Task directions
Your task is to copy the material exactly.

Extracted data
START

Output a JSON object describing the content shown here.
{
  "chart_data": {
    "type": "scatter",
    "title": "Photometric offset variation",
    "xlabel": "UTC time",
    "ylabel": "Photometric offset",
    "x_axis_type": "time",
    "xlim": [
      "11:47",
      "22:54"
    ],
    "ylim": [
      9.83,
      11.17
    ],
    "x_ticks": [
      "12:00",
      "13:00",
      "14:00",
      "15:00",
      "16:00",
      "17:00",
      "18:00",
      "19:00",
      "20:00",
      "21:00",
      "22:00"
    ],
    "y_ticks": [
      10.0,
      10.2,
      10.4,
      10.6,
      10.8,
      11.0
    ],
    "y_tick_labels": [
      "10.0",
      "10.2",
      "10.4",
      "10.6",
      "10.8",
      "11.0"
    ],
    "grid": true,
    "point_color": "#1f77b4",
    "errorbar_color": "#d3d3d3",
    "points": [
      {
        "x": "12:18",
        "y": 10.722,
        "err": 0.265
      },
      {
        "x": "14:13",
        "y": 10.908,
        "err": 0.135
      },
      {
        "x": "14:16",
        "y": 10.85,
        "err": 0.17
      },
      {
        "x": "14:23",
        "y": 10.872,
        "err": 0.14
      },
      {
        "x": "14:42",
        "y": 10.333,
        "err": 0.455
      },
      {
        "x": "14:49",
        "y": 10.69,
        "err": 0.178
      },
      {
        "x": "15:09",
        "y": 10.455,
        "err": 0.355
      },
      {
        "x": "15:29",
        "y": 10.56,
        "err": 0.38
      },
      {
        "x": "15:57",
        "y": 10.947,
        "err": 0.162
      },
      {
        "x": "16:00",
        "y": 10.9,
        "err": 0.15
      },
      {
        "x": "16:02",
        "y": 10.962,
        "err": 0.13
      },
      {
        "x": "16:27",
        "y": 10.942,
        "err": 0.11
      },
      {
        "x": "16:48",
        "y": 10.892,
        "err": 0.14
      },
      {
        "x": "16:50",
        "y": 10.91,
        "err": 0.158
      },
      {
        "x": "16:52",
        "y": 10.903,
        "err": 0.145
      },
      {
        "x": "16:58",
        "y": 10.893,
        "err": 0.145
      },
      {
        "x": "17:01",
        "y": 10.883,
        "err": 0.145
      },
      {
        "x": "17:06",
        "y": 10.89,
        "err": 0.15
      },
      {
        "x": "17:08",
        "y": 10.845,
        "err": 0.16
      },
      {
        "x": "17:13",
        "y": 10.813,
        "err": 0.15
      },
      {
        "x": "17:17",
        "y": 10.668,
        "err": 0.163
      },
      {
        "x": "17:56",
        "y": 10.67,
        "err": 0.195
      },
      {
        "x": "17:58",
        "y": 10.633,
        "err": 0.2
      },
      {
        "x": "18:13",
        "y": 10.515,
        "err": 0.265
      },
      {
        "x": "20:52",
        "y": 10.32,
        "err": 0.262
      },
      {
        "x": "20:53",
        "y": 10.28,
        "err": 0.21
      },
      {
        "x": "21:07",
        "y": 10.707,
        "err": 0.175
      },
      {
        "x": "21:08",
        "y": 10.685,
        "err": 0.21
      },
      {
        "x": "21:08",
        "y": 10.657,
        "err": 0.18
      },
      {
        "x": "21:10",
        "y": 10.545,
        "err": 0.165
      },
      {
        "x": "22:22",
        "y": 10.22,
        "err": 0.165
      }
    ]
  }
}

END

Response below
Output a JSON object describing the content shown here.
{
  "chart_data": {
    "type": "scatter",
    "title": "Photometric offset variation",
    "xlabel": "UTC time",
    "ylabel": "Photometric offset",
    "x_axis_type": "time",
    "xlim": [
      "11:47",
      "22:54"
    ],
    "ylim": [
      9.83,
      11.17
    ],
    "x_ticks": [
      "12:00",
      "13:00",
      "14:00",
      "15:00",
      "16:00",
      "17:00",
      "18:00",
      "19:00",
      "20:00",
      "21:00",
      "22:00"
    ],
    "y_ticks": [
      10.0,
      10.2,
      10.4,
      10.6,
      10.8,
      11.0
    ],
    "y_tick_labels": [
      "10.0",
      "10.2",
      "10.4",
      "10.6",
      "10.8",
      "11.0"
    ],
    "grid": true,
    "point_color": "#1f77b4",
    "errorbar_color": "#d3d3d3",
    "points": [
      {
        "x": "12:18",
        "y": 10.722,
        "err": 0.265
      },
      {
        "x": "14:13",
        "y": 10.908,
        "err": 0.135
      },
      {
        "x": "14:16",
        "y": 10.85,
        "err": 0.17
      },
      {
        "x": "14:23",
        "y": 10.872,
        "err": 0.14
      },
      {
        "x": "14:42",
        "y": 10.333,
        "err": 0.455
      },
      {
        "x": "14:49",
        "y": 10.69,
        "err": 0.178
      },
      {
        "x": "15:09",
        "y": 10.455,
        "err": 0.355
      },
      {
        "x": "15:29",
        "y": 10.56,
        "err": 0.38
      },
      {
        "x": "15:57",
        "y": 10.947,
        "err": 0.162
      },
      {
        "x": "16:00",
        "y": 10.9,
        "err": 0.15
      },
      {
        "x": "16:02",
        "y": 10.962,
        "err": 0.13
      },
      {
        "x": "16:27",
        "y": 10.942,
        "err": 0.11
      },
      {
        "x": "16:48",
        "y": 10.892,
        "err": 0.14
      },
      {
        "x": "16:50",
        "y": 10.91,
        "err": 0.158
      },
      {
        "x": "16:52",
        "y": 10.903,
        "err": 0.145
      },
      {
        "x": "16:58",
        "y": 10.893,
        "err": 0.145
      },
      {
        "x": "17:01",
        "y": 10.883,
        "err": 0.145
      },
      {
        "x": "17:06",
        "y": 10.89,
        "err": 0.15
      },
      {
        "x": "17:08",
        "y": 10.845,
        "err": 0.16
      },
      {
        "x": "17:13",
        "y": 10.813,
        "err": 0.15
      },
      {
        "x": "17:17",
        "y": 10.668,
        "err": 0.163
      },
      {
        "x": "17:56",
        "y": 10.67,
        "err": 0.195
      },
      {
        "x": "17:58",
        "y": 10.633,
        "err": 0.2
      },
      {
        "x": "18:13",
        "y": 10.515,
        "err": 0.265
      },
      {
        "x": "20:52",
        "y": 10.32,
        "err": 0.262
      },
      {
        "x": "20:53",
        "y": 10.28,
        "err": 0.21
      },
      {
        "x": "21:07",
        "y": 10.707,
        "err": 0.175
      },
      {
        "x": "21:08",
        "y": 10.685,
        "err": 0.21
      },
      {
        "x": "21:08",
        "y": 10.657,
        "err": 0.18
      },
      {
        "x": "21:10",
        "y": 10.545,
        "err": 0.165
      },
      {
        "x": "22:22",
        "y": 10.22,
        "err": 0.165
      }
    ]
  }
}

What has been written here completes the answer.